» EXTRACT PROVIDED:
□ □ □
I've found this forum looking for lodges in Dubai becouse I travel a lot for my work (56 flights in 2019) and I usually try to meet brothers for the pleasure of a talk...

Well, thanks for have accepted me here! I will be in Dubai next week, so I will start to lurke  (joking) when I will be back!

TFA
William .:


----------



## Winter (May 19, 2021)

Welcome to the forum. Grand Orient of Italy is in one of those grey areas. Regular but Unrecognized. Unless that's changed. Good luck in Dubai. No Lodges there. UAE isn't a friend of the Craft. Though what the actual climate is, I couldn't say.  I have heard everything from "they don't really care" to "make sure you aren't traveling with Masonic symbols and keep your tattoos covered. 

Sent from my SM-N986U using Tapatalk


----------



## KSigMason (May 19, 2021)

Greetings and welcome Brother. I visited Garibaldi Lodge in Florence when I visited in 2011; the Italian Brothers were very hospitable and I look to the day that I can visit again. I travel a lot for work as well, but mainly within the US.


----------



## William R (May 20, 2021)

Winter said:


> Welcome to the forum. Grand Orient of Italy is in one of those grey areas. Regular but Unrecognized. Unless that's changed.



It is not changed yet, but we hope to re-obtain recognition soon as before 90s
The events that made us lose our official recognition are very particular but I believe, also given the behavior of those who caused this, that they will soon be reviewed.
Fortunately, despite this we have excellent relationships with many Grand Lodges!
Thanks for the tip of UAE, I will not be recognized


----------



## William R (May 20, 2021)

KSigMason said:


> Greetings and welcome Brother. I visited Garibaldi Lodge in Florence when I visited in 2011; the Italian Brothers were very hospitable and I look to the day that I can visit again. I travel a lot for work as well, but mainly within the US.



Maybe, travelling, we will meet somewhere!
One of the aspects that fascinate me most about brotherhood is that a bond unites us in spite of distances


----------



## Glen Cook (May 21, 2021)

William R said:


> Good evening Brothers, I am very glad to have found this forum!
> 
> I'm from Padova, Italy.
> 
> ...


My son once lived in Padova. I was stationed in Napoli.


----------



## YHWH (May 22, 2021)

it is appropriate to correct the Brother.

Grande Oriente d'Italia is a regular Obedience and is recognized by most of the Regular Grand Lodges around the world, except by the British ones.

The same Way are the York Rite an the AASR.

Un caro saluto al Fratello di Padova.

www.grandeoriente.it

www.grancapitolo.it

www.ritoscozzese.it


----------



## PMWoodyWds (Jun 20, 2021)

Welcome Brother.


----------
□ □ □
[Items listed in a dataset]
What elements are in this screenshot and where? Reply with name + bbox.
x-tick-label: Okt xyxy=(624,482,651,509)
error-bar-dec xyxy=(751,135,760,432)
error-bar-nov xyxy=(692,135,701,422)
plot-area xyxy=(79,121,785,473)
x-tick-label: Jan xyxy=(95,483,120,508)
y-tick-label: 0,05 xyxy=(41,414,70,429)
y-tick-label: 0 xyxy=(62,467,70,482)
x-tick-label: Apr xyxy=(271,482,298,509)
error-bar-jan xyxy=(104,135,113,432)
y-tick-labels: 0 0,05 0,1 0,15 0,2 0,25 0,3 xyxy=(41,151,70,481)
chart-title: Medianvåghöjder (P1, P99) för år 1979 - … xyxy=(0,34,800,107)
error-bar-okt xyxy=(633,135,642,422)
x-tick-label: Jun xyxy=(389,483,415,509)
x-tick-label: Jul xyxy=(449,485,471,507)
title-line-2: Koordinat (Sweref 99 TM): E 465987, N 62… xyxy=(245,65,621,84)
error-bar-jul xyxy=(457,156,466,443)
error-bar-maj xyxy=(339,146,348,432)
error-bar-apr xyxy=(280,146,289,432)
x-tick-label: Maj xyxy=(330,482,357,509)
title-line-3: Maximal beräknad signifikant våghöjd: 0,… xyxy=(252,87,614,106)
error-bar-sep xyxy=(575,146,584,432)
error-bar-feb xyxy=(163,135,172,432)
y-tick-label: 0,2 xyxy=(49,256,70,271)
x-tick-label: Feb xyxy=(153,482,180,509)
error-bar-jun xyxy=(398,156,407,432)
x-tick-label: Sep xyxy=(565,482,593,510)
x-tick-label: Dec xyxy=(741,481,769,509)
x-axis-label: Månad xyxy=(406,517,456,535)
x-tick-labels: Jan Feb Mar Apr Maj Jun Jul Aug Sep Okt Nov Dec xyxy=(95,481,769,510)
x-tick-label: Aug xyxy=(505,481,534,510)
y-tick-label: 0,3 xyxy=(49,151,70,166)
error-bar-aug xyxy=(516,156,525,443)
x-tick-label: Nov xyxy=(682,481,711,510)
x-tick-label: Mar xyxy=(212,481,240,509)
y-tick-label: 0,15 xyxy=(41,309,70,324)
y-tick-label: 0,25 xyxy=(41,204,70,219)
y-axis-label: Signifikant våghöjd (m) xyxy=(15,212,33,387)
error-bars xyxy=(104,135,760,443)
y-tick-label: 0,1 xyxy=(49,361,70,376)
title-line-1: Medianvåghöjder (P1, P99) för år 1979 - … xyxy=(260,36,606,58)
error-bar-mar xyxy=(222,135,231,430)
□ □ □
» DIRECTIONS:
Copy word for word the stretch of the forum thread from "Well, thanks for" through "your tattoos covered.". The listing is separate material with no connection to the forum thread.

» CORRECT RESULT:
Well, thanks for have accepted me here! I will be in Dubai next week, so I will start to lurke  (joking) when I will be back!

TFA
William .:


----------



## Winter (May 19, 2021)

Welcome to the forum. Grand Orient of Italy is in one of those grey areas. Regular but Unrecognized. Unless that's changed. Good luck in Dubai. No Lodges there. UAE isn't a friend of the Craft. Though what the actual climate is, I couldn't say.  I have heard everything from "they don't really care" to "make sure you aren't traveling with Masonic symbols and keep your tattoos covered.